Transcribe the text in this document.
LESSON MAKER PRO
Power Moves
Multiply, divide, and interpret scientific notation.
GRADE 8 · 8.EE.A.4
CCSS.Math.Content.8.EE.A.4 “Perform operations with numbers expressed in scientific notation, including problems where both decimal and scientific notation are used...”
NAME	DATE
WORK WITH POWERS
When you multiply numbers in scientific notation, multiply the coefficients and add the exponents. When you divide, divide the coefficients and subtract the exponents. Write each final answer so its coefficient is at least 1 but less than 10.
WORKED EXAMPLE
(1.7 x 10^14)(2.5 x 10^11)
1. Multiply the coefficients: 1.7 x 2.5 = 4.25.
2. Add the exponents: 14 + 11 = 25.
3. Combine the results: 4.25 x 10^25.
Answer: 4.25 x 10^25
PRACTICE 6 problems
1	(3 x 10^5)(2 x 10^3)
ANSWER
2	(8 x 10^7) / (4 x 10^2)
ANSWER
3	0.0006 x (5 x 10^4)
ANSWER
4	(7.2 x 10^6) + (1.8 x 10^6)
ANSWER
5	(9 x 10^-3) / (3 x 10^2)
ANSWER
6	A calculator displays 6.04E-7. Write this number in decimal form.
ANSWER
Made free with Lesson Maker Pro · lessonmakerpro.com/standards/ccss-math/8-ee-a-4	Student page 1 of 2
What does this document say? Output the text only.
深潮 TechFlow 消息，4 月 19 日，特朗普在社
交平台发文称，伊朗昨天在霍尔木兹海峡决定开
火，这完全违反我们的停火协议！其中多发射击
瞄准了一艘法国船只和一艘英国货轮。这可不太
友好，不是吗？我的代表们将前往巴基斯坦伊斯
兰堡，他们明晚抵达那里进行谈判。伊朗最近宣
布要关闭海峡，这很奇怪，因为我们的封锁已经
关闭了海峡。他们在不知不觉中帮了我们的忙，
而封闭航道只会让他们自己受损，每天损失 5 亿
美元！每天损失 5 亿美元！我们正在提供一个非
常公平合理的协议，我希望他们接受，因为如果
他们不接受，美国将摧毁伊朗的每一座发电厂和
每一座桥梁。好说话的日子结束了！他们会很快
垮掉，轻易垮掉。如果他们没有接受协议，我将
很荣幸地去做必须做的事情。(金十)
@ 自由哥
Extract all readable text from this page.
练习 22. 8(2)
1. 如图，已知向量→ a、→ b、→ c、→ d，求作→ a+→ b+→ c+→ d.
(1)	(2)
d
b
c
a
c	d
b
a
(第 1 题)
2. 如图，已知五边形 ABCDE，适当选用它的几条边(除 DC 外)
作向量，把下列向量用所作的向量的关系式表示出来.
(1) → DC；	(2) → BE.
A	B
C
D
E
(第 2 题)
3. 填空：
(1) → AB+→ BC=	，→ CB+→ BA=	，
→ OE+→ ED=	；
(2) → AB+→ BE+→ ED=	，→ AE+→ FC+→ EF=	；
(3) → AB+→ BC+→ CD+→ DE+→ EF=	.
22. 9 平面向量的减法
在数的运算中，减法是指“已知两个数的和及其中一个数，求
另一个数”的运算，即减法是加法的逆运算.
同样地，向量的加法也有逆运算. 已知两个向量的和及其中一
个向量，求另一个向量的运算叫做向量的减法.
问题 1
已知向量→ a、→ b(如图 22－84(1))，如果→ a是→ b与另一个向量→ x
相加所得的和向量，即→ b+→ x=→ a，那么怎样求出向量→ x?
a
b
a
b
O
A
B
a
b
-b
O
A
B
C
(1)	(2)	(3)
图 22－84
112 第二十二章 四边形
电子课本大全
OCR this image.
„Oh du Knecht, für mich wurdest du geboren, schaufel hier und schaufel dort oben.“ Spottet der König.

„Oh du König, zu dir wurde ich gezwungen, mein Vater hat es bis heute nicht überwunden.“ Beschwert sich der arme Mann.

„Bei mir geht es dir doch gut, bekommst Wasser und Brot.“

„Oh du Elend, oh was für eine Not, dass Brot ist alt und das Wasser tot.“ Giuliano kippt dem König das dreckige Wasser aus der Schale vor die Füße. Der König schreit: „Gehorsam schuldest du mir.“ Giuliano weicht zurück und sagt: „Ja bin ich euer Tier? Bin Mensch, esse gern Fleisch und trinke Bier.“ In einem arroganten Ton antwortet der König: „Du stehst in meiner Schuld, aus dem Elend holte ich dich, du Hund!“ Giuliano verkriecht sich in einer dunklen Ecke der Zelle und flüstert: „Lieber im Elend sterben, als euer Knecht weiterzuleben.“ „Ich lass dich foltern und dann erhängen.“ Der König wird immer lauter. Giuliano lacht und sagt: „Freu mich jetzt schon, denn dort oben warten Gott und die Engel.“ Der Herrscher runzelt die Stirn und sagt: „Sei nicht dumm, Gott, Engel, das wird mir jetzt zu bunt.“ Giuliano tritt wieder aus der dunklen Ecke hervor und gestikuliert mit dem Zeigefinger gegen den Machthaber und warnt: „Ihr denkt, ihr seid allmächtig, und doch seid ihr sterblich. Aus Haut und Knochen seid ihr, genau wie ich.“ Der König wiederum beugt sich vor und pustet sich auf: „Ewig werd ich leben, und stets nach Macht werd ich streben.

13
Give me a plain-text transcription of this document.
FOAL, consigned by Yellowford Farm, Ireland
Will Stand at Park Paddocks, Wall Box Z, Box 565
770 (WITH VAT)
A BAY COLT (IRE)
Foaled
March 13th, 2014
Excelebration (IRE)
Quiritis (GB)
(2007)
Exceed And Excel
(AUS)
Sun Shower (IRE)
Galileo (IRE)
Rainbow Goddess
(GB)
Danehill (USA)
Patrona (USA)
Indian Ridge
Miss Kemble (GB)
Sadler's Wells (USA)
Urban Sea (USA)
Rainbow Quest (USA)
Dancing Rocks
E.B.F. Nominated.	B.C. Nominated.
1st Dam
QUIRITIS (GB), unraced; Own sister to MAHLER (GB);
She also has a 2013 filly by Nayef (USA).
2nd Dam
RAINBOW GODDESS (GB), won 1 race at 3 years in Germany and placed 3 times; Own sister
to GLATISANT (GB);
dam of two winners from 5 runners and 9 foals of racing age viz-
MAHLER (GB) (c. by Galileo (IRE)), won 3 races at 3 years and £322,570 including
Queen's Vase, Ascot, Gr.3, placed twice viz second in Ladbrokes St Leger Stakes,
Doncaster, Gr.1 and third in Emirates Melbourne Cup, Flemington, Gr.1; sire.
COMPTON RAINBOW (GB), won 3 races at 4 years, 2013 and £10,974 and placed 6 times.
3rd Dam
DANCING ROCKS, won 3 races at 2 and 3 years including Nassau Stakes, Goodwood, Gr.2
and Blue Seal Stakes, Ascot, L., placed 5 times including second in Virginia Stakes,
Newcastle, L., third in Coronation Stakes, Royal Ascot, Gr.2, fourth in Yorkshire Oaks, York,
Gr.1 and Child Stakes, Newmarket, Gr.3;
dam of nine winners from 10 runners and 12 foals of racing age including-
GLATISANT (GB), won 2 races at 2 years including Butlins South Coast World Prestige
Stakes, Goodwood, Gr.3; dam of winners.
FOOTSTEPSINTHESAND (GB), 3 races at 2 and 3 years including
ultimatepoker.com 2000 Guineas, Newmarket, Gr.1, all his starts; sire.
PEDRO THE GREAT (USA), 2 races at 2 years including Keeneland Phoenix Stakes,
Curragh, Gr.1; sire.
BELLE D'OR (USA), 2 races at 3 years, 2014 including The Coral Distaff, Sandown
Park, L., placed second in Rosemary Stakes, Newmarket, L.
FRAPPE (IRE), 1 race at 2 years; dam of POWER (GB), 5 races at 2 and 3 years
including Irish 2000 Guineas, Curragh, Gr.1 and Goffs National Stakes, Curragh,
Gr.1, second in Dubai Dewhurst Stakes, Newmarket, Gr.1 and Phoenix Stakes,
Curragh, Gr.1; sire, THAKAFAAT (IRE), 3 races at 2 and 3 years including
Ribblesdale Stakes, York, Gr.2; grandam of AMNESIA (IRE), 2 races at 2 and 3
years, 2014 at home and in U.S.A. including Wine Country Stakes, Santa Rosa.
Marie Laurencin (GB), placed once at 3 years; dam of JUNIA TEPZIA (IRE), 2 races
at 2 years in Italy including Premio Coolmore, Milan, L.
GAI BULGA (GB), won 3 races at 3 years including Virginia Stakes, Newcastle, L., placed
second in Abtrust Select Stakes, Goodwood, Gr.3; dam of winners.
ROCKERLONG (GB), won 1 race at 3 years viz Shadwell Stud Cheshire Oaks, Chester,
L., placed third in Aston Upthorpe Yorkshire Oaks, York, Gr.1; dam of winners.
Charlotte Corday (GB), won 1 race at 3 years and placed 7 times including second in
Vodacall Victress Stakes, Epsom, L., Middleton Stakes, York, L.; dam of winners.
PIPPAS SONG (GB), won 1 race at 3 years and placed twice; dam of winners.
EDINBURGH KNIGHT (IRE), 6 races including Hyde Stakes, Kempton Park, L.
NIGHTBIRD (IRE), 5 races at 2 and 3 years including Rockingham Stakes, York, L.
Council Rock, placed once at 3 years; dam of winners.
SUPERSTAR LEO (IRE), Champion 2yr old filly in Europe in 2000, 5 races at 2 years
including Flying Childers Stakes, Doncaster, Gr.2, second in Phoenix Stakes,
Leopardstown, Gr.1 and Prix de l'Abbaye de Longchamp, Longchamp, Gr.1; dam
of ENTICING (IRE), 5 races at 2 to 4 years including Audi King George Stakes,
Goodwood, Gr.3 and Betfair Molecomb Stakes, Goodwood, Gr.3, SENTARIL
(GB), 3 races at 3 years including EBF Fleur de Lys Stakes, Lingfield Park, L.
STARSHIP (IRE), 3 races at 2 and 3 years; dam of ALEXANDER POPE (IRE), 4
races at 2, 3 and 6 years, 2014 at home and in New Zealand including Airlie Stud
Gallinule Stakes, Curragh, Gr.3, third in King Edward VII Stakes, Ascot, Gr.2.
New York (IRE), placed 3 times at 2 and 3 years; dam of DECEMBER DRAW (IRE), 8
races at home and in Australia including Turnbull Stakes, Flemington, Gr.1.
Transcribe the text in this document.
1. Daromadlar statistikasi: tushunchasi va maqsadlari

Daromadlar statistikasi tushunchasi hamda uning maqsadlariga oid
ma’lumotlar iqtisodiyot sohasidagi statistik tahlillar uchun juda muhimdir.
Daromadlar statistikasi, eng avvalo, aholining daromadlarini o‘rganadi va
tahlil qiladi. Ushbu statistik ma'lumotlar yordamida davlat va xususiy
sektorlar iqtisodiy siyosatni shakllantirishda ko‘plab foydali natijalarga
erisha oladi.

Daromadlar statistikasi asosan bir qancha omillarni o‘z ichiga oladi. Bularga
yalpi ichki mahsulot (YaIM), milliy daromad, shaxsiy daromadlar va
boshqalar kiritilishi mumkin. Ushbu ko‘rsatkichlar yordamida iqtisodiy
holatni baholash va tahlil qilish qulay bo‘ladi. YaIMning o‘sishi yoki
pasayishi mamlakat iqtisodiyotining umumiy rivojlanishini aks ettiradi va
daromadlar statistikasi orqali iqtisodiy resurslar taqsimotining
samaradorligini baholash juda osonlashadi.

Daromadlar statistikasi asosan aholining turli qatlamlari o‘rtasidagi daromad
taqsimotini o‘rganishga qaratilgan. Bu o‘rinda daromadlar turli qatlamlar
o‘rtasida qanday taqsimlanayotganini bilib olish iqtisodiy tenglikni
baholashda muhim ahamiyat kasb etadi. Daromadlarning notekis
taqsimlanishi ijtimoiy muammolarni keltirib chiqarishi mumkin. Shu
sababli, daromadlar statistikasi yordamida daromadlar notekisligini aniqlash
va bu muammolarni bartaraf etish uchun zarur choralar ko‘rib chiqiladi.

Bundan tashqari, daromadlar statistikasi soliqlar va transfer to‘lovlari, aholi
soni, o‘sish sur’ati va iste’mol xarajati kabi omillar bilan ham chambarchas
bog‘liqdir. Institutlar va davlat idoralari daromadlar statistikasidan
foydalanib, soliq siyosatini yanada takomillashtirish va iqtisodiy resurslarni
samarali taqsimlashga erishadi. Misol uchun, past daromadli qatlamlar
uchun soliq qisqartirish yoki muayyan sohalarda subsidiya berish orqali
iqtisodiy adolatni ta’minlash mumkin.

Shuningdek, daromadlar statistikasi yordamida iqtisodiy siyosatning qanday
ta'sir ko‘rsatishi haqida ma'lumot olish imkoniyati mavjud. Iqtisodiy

* * *

● **WHAT IS ASKED**:
Identify the lines above with the word "mumkin". Copy them.

● **WRITTEN SOLUTION**:
boshqalar kiritilishi mumkin. Ushbu ko‘rsatkichlar yordamida iqtisodiy
taqsimlanishi ijtimoiy muammolarni keltirib chiqarishi mumkin. Shu
iqtisodiy adolatni ta’minlash mumkin.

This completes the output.